Exercise directions — Find and copy each line of the records where the string "numery" shows up.

Task data —
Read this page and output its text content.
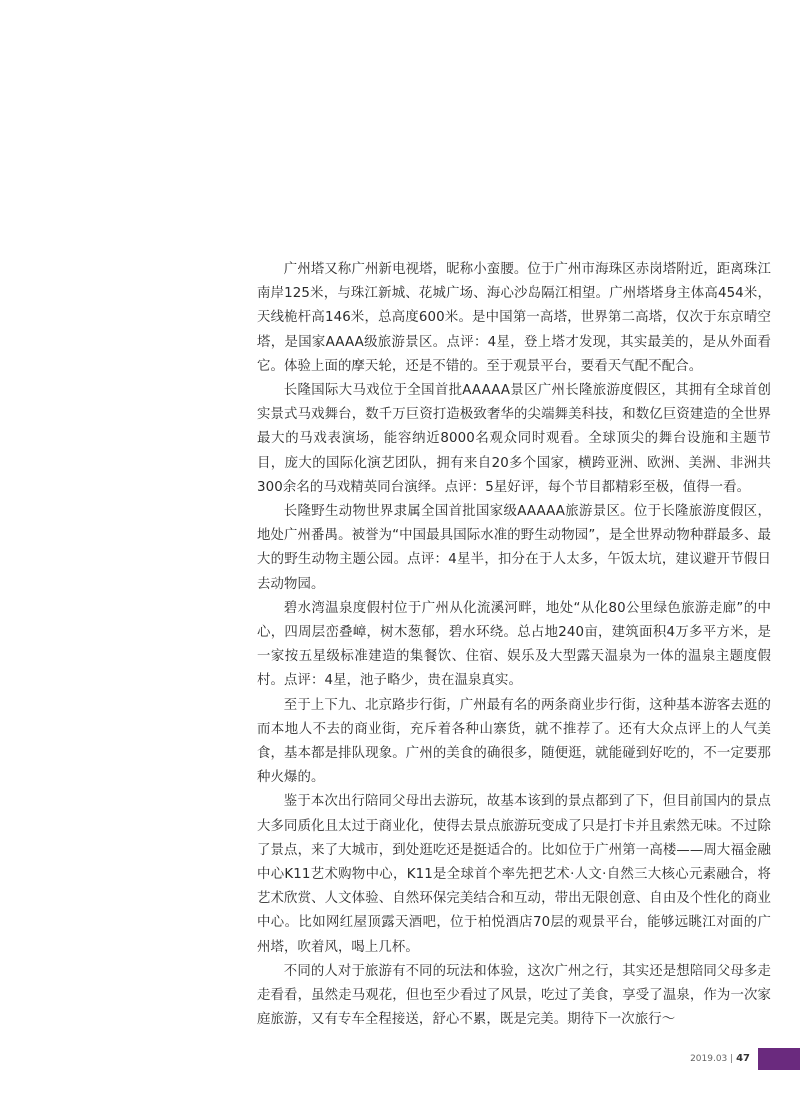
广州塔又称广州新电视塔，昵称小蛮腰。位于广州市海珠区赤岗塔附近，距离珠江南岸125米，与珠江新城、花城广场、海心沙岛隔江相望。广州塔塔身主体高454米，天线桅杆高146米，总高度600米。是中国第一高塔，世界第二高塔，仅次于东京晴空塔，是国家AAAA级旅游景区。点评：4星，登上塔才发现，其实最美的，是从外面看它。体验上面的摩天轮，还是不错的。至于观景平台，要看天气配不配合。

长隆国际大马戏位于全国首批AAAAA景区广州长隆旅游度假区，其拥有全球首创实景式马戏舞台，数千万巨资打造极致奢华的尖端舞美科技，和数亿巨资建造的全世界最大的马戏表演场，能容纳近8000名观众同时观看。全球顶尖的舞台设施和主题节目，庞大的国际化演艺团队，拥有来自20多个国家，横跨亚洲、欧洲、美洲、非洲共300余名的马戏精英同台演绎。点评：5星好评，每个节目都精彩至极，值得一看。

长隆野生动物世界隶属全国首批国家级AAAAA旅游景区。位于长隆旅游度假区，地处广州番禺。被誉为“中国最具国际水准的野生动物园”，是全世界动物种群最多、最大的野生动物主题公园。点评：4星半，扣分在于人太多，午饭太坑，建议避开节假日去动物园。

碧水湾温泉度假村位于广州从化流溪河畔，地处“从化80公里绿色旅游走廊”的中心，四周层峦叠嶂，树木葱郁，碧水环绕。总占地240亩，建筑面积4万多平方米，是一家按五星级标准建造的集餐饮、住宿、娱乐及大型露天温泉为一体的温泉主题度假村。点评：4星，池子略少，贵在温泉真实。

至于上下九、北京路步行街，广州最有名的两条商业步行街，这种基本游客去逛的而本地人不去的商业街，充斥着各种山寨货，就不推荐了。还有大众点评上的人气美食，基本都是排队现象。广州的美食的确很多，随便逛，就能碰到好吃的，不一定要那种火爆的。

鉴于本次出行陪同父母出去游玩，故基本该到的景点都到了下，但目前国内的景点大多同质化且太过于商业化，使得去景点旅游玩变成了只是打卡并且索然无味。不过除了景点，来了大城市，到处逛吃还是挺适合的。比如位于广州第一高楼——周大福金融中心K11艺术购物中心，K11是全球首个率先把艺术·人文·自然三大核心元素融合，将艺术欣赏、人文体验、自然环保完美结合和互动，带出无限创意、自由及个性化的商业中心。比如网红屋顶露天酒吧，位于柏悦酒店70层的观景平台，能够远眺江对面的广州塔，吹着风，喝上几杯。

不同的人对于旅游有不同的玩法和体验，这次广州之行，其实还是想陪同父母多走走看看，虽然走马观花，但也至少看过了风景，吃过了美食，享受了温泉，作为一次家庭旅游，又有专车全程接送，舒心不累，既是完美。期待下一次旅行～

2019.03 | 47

* * *

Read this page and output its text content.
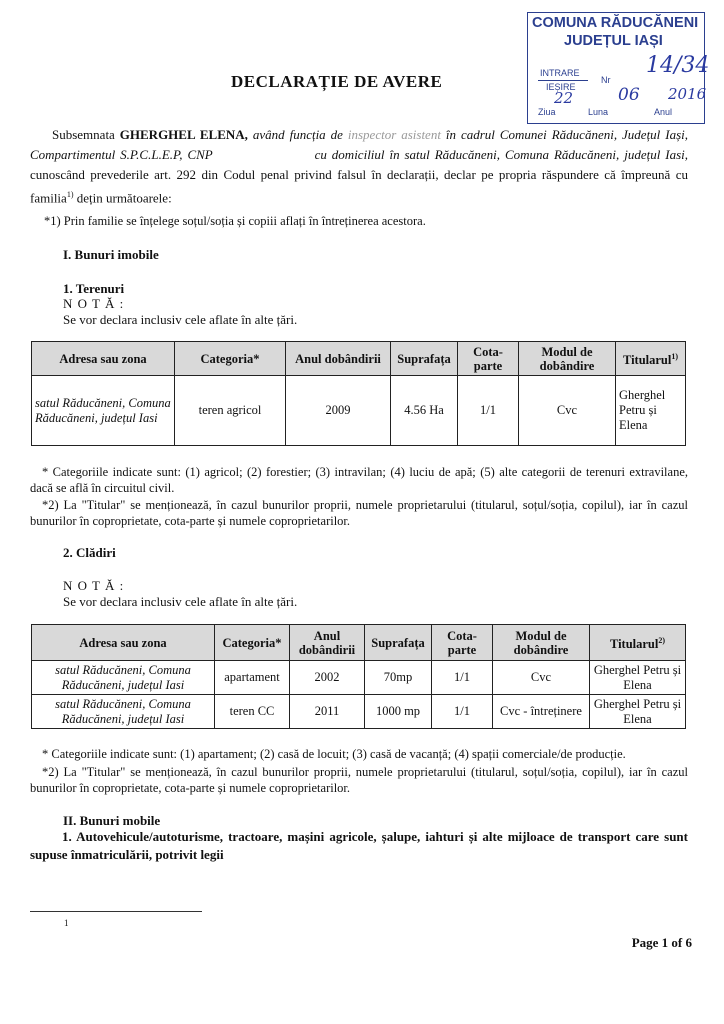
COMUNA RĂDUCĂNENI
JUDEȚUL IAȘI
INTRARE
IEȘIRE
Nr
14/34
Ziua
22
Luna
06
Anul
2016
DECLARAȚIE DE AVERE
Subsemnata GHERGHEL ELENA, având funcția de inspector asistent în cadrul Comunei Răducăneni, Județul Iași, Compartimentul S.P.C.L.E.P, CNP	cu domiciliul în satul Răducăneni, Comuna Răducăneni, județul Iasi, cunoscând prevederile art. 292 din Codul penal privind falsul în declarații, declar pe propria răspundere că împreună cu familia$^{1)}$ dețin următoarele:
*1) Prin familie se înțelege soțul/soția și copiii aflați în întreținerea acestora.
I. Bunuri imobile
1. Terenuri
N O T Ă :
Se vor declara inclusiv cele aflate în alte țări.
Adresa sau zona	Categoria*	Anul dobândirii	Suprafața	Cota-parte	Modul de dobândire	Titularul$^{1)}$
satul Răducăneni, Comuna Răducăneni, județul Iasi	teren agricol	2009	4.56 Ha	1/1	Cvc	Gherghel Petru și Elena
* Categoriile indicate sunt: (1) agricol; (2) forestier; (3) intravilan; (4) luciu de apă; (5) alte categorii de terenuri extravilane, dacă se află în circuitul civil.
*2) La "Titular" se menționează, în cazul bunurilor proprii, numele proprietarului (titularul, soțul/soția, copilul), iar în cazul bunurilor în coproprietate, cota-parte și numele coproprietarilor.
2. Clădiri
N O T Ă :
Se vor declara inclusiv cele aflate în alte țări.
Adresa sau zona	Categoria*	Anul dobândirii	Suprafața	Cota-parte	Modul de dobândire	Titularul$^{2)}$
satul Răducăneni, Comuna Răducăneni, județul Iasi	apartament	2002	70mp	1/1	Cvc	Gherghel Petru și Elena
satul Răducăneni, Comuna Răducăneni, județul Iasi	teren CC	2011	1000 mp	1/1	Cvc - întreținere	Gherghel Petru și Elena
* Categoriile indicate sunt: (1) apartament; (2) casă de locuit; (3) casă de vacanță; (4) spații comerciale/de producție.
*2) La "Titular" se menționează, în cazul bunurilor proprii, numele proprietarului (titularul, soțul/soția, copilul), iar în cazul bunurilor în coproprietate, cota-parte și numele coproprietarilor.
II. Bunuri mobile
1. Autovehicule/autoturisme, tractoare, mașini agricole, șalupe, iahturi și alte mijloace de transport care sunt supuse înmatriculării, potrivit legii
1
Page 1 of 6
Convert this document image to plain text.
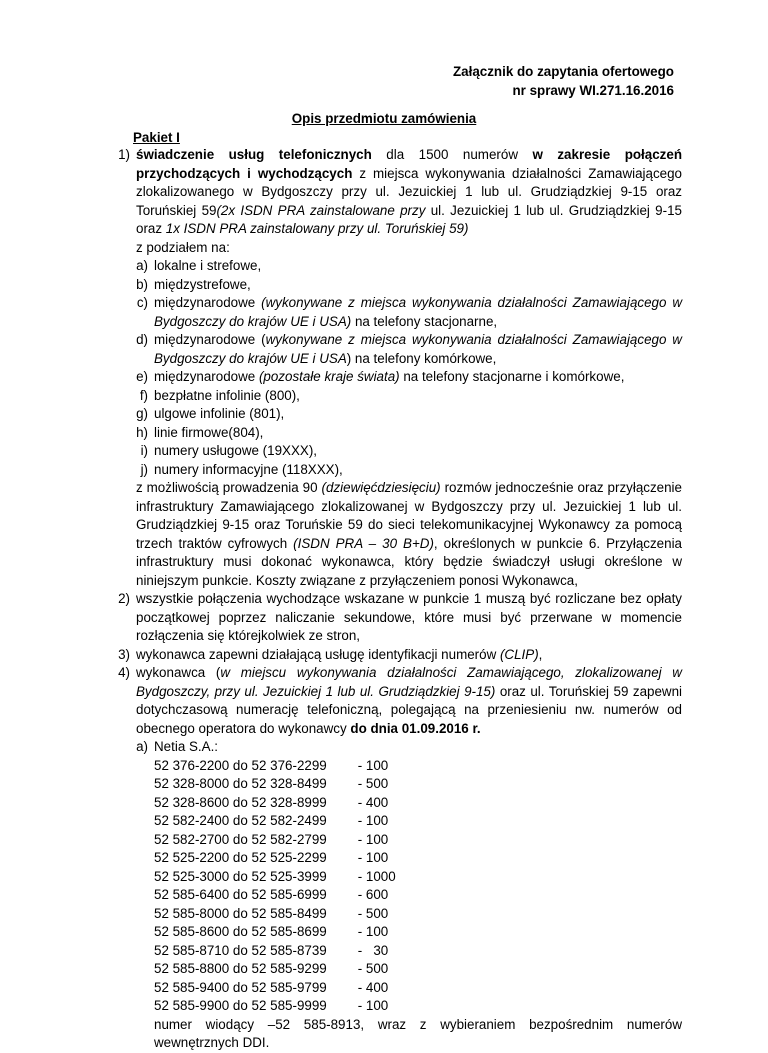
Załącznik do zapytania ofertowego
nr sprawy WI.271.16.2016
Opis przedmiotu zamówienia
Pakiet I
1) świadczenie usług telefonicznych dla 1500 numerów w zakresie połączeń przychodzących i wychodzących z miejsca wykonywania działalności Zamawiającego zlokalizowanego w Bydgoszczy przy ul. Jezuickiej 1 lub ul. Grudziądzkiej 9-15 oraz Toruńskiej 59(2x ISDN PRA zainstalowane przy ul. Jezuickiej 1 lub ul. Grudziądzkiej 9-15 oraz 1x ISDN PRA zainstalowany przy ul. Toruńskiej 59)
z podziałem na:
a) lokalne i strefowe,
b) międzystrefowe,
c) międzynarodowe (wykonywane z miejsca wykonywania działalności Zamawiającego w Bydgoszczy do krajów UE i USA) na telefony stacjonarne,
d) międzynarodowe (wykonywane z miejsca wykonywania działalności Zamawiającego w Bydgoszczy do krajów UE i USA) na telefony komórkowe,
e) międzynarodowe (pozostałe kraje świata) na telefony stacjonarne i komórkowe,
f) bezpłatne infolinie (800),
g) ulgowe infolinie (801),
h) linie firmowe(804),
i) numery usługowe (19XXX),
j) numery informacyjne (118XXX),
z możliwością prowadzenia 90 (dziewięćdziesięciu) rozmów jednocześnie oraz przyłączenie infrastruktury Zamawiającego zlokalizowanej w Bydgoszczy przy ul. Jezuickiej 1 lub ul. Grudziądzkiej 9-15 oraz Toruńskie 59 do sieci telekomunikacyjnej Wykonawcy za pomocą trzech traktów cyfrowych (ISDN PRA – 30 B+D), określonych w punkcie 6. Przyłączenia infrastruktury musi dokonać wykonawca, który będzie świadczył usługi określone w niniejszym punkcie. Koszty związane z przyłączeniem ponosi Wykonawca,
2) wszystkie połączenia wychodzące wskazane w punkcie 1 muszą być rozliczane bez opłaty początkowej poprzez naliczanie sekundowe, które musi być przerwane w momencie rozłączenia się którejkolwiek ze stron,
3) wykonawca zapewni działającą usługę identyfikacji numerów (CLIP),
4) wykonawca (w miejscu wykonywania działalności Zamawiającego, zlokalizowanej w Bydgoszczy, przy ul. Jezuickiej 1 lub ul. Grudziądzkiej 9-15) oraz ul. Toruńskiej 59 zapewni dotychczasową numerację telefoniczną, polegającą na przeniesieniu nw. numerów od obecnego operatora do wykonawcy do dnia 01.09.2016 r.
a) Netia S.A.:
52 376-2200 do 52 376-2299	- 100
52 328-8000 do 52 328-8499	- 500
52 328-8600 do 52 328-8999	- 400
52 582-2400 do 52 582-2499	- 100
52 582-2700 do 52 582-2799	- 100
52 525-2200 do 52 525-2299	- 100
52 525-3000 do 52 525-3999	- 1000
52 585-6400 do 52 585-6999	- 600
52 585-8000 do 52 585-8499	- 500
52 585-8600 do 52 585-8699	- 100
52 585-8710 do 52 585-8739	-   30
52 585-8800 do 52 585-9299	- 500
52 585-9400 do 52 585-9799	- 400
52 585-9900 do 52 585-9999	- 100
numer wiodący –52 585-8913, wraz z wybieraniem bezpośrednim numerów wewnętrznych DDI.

Response below —
i) numery usługowe (19XXX),
j) numery informacyjne (118XXX),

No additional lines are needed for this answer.